What the exercise asks => Write out every single entry exactly.

[START]

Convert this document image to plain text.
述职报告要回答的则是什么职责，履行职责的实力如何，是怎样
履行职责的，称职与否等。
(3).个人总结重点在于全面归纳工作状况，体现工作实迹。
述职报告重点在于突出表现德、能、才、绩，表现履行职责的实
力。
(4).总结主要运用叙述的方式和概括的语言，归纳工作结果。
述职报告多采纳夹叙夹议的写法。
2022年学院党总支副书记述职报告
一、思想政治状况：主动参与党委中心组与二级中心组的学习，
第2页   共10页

[END]

Task output =>
Convert this document image to plain text.
述职报告要回答的则是什么职责，履行职责的实力如何，是怎样
履行职责的，称职与否等。
(3).个人总结重点在于全面归纳工作状况，体现工作实迹。
述职报告重点在于突出表现德、能、才、绩，表现履行职责的实
力。
(4).总结主要运用叙述的方式和概括的语言，归纳工作结果。
述职报告多采纳夹叙夹议的写法。
2022年学院党总支副书记述职报告
一、思想政治状况：主动参与党委中心组与二级中心组的学习，
第2页   共10页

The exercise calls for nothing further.